## Work required
Every record must be written out once more, with nothing added or omitted.

## Data shown
▬▬▬
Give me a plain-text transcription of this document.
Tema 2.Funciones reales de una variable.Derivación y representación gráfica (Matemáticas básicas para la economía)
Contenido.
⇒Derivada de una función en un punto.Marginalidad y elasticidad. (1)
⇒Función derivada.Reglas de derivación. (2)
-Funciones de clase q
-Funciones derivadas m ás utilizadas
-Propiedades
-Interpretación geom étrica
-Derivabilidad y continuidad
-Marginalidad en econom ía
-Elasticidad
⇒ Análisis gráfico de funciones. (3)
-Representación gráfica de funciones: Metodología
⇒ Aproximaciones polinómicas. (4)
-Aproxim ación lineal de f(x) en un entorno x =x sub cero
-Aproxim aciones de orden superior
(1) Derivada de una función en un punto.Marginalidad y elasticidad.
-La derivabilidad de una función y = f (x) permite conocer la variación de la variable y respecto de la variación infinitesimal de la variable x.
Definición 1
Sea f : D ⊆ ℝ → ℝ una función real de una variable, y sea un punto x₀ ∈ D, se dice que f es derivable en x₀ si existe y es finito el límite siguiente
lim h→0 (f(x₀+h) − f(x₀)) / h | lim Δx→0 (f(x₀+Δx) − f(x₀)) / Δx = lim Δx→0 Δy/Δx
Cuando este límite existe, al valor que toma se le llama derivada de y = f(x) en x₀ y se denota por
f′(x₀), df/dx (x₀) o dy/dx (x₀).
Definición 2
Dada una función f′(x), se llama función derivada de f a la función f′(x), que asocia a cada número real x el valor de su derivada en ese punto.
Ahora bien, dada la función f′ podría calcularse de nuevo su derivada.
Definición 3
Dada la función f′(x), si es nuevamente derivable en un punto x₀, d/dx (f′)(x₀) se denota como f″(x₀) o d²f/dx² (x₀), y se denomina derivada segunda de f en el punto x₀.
▬▬▬
## Task answer
Give me a plain-text transcription of this document.
Tema 2.Funciones reales de una variable.Derivación y representación gráfica (Matemáticas básicas para la economía)
Contenido.
⇒Derivada de una función en un punto.Marginalidad y elasticidad. (1)
⇒Función derivada.Reglas de derivación. (2)
-Funciones de clase q
-Funciones derivadas m ás utilizadas
-Propiedades
-Interpretación geom étrica
-Derivabilidad y continuidad
-Marginalidad en econom ía
-Elasticidad
⇒ Análisis gráfico de funciones. (3)
-Representación gráfica de funciones: Metodología
⇒ Aproximaciones polinómicas. (4)
-Aproxim ación lineal de f(x) en un entorno x =x sub cero
-Aproxim aciones de orden superior
(1) Derivada de una función en un punto.Marginalidad y elasticidad.
-La derivabilidad de una función y = f (x) permite conocer la variación de la variable y respecto de la variación infinitesimal de la variable x.
Definición 1
Sea f : D ⊆ ℝ → ℝ una función real de una variable, y sea un punto x₀ ∈ D, se dice que f es derivable en x₀ si existe y es finito el límite siguiente
lim h→0 (f(x₀+h) − f(x₀)) / h | lim Δx→0 (f(x₀+Δx) − f(x₀)) / Δx = lim Δx→0 Δy/Δx
Cuando este límite existe, al valor que toma se le llama derivada de y = f(x) en x₀ y se denota por
f′(x₀), df/dx (x₀) o dy/dx (x₀).
Definición 2
Dada una función f′(x), se llama función derivada de f a la función f′(x), que asocia a cada número real x el valor de su derivada en ese punto.
Ahora bien, dada la función f′ podría calcularse de nuevo su derivada.
Definición 3
Dada la función f′(x), si es nuevamente derivable en un punto x₀, d/dx (f′)(x₀) se denota como f″(x₀) o d²f/dx² (x₀), y se denomina derivada segunda de f en el punto x₀.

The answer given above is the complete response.